## Start Material for this task

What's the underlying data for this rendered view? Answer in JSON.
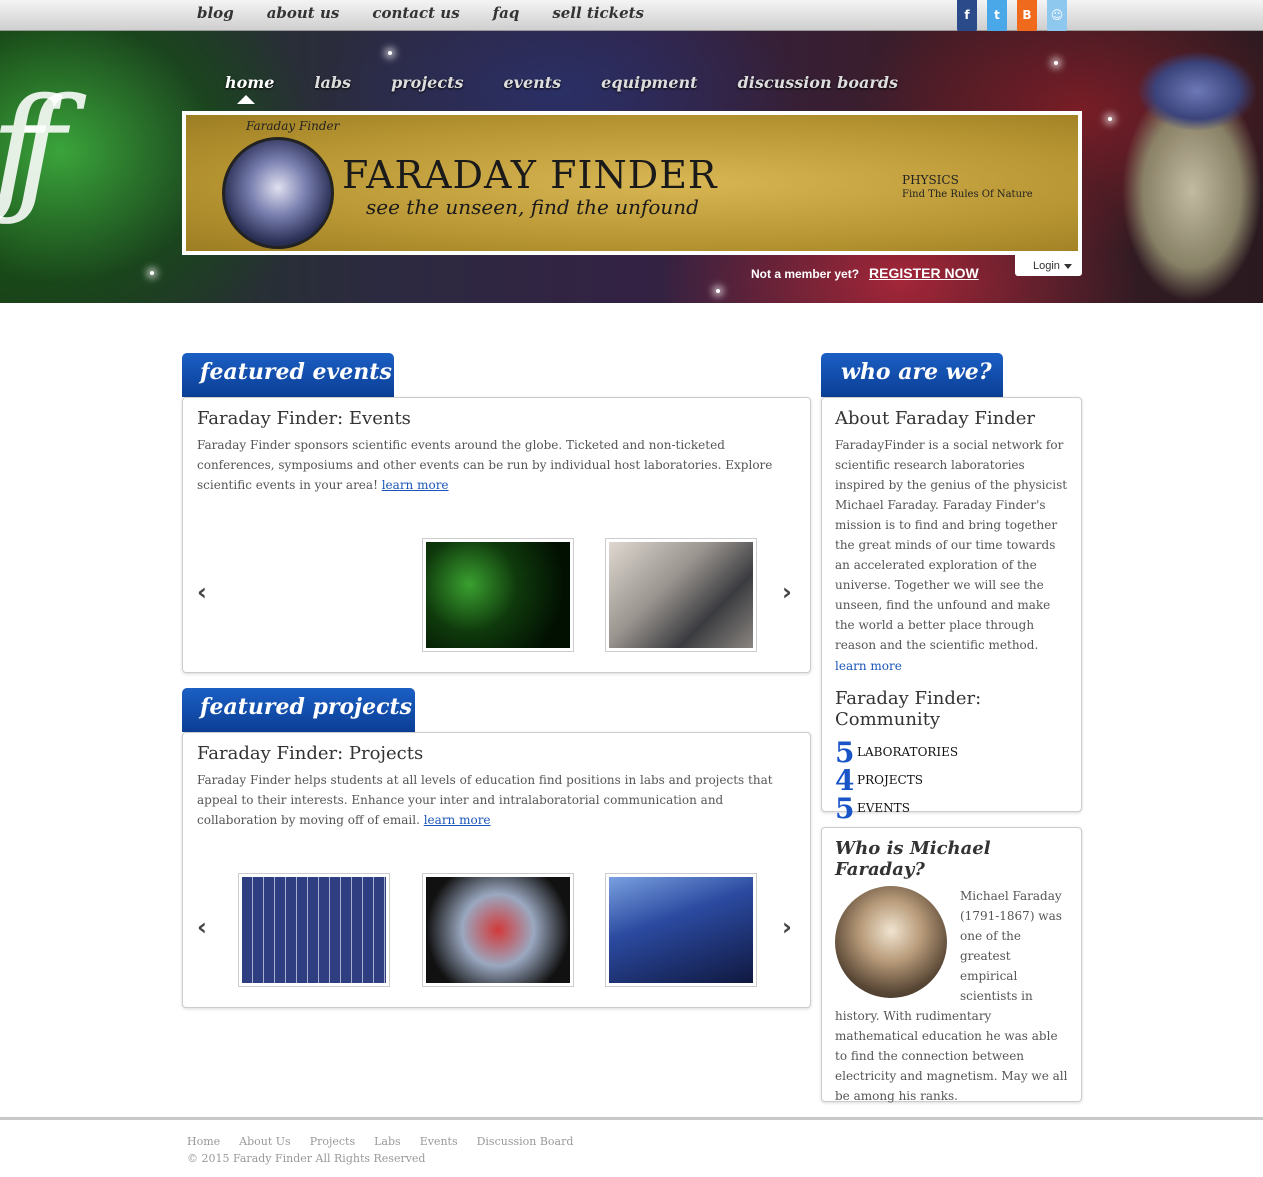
{
  "top_nav": [
    "blog",
    "about us",
    "contact us",
    "faq",
    "sell tickets"
  ],
  "social_icons": [
    "facebook-icon",
    "twitter-icon",
    "blogger-icon",
    "reddit-icon"
  ],
  "main_nav": {
    "items": [
      "home",
      "labs",
      "projects",
      "events",
      "equipment",
      "discussion boards"
    ],
    "active": "home"
  },
  "banner": {
    "medallion_text": "Faraday Finder",
    "title": "FARADAY FINDER",
    "tagline": "see the unseen,  find the unfound",
    "subject": "PHYSICS",
    "subject_tagline": "Find The Rules Of Nature"
  },
  "account": {
    "not_member": "Not a member yet?",
    "register": "REGISTER NOW",
    "login": "Login"
  },
  "featured_events": {
    "tab": "featured events",
    "heading": "Faraday Finder: Events",
    "text": "Faraday Finder sponsors scientific events around the globe. Ticketed and non-ticketed conferences, symposiums and other events can be run by individual host laboratories. Explore scientific events in your area!",
    "learn_more": "learn more"
  },
  "featured_projects": {
    "tab": "featured projects",
    "heading": "Faraday Finder: Projects",
    "text": "Faraday Finder helps students at all levels of education find positions in labs and projects that appeal to their interests. Enhance your inter and intralaboratorial communication and collaboration by moving off of email.",
    "learn_more": "learn more"
  },
  "who_are_we": {
    "tab": "who are we?",
    "heading": "About Faraday Finder",
    "text": "FaradayFinder is a social network for scientific research laboratories inspired by the genius of the physicist Michael Faraday. Faraday Finder's mission is to find and bring together the great minds of our time towards an accelerated exploration of the universe. Together we will see the unseen, find the unfound and make the world a better place through reason and the scientific method.",
    "learn_more": "learn more",
    "community_heading": "Faraday Finder: Community",
    "community": [
      {
        "num": "5",
        "label": "LABORATORIES"
      },
      {
        "num": "4",
        "label": "PROJECTS"
      },
      {
        "num": "5",
        "label": "EVENTS"
      }
    ]
  },
  "who_is_faraday": {
    "heading": "Who is Michael Faraday?",
    "text": "Michael Faraday (1791-1867) was one of the greatest empirical scientists in history. With rudimentary mathematical education he was able to find the connection between electricity and magnetism. May we all be among his ranks."
  },
  "footer": {
    "links": [
      "Home",
      "About Us",
      "Projects",
      "Labs",
      "Events",
      "Discussion Board"
    ],
    "copyright": "© 2015 Farady Finder All Rights Reserved"
  },
  "colors": {
    "tab_blue": "#0b3e95",
    "link_blue": "#1a55b8",
    "banner_gold": "#c9a640"
  }
}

## End Material for this task

• [Objective]
The word "label" may occur in lines of the records. Report how many such lines there are, giving only the number.

• [Output for this task]
3